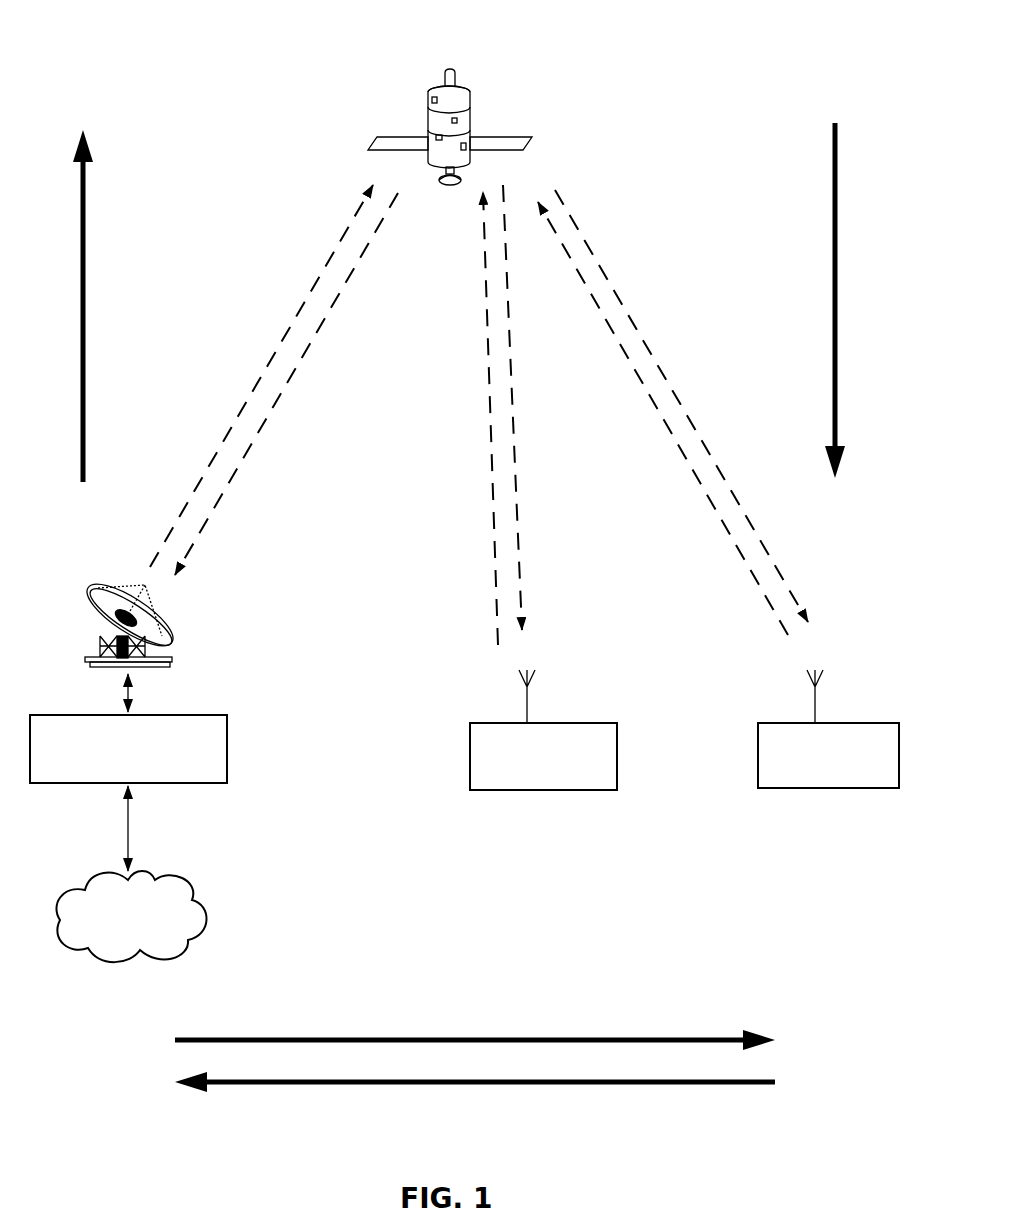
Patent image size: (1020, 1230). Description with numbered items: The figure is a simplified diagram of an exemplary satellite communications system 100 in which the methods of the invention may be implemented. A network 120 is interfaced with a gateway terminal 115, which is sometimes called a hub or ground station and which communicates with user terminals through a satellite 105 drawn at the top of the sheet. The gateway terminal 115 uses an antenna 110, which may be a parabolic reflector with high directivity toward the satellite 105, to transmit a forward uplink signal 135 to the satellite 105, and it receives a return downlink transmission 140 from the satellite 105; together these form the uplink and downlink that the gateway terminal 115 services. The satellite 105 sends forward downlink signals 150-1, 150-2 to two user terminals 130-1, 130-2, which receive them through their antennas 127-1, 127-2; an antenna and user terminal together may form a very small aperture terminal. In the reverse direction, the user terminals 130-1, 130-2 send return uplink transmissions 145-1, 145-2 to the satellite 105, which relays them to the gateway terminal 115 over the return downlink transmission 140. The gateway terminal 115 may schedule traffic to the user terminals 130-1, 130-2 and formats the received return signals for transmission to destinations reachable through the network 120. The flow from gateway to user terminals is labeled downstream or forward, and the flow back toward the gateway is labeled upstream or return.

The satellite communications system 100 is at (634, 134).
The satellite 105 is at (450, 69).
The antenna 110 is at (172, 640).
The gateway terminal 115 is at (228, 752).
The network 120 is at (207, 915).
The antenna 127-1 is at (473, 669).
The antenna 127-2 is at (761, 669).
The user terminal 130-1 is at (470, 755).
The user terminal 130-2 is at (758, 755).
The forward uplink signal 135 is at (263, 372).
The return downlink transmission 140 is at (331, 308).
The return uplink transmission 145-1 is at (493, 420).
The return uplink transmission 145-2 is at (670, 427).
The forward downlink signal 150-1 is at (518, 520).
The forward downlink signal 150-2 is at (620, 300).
________
> **TASK**:
Copy the records word for word from their beginning up to and including the line that contains "The return downlink transmission 140 is". Leave the pictures out.

> **THE RESULT**:
Patent image size: (1020, 1230). Description with numbered items: The figure is a simplified diagram of an exemplary satellite communications system 100 in which the methods of the invention may be implemented. A network 120 is interfaced with a gateway terminal 115, which is sometimes called a hub or ground station and which communicates with user terminals through a satellite 105 drawn at the top of the sheet. The gateway terminal 115 uses an antenna 110, which may be a parabolic reflector with high directivity toward the satellite 105, to transmit a forward uplink signal 135 to the satellite 105, and it receives a return downlink transmission 140 from the satellite 105; together these form the uplink and downlink that the gateway terminal 115 services. The satellite 105 sends forward downlink signals 150-1, 150-2 to two user terminals 130-1, 130-2, which receive them through their antennas 127-1, 127-2; an antenna and user terminal together may form a very small aperture terminal. In the reverse direction, the user terminals 130-1, 130-2 send return uplink transmissions 145-1, 145-2 to the satellite 105, which relays them to the gateway terminal 115 over the return downlink transmission 140. The gateway terminal 115 may schedule traffic to the user terminals 130-1, 130-2 and formats the received return signals for transmission to destinations reachable through the network 120. The flow from gateway to user terminals is labeled downstream or forward, and the flow back toward the gateway is labeled upstream or return.

The satellite communications system 100 is at (634, 134).
The satellite 105 is at (450, 69).
The antenna 110 is at (172, 640).
The gateway terminal 115 is at (228, 752).
The network 120 is at (207, 915).
The antenna 127-1 is at (473, 669).
The antenna 127-2 is at (761, 669).
The user terminal 130-1 is at (470, 755).
The user terminal 130-2 is at (758, 755).
The forward uplink signal 135 is at (263, 372).
The return downlink transmission 140 is at (331, 308).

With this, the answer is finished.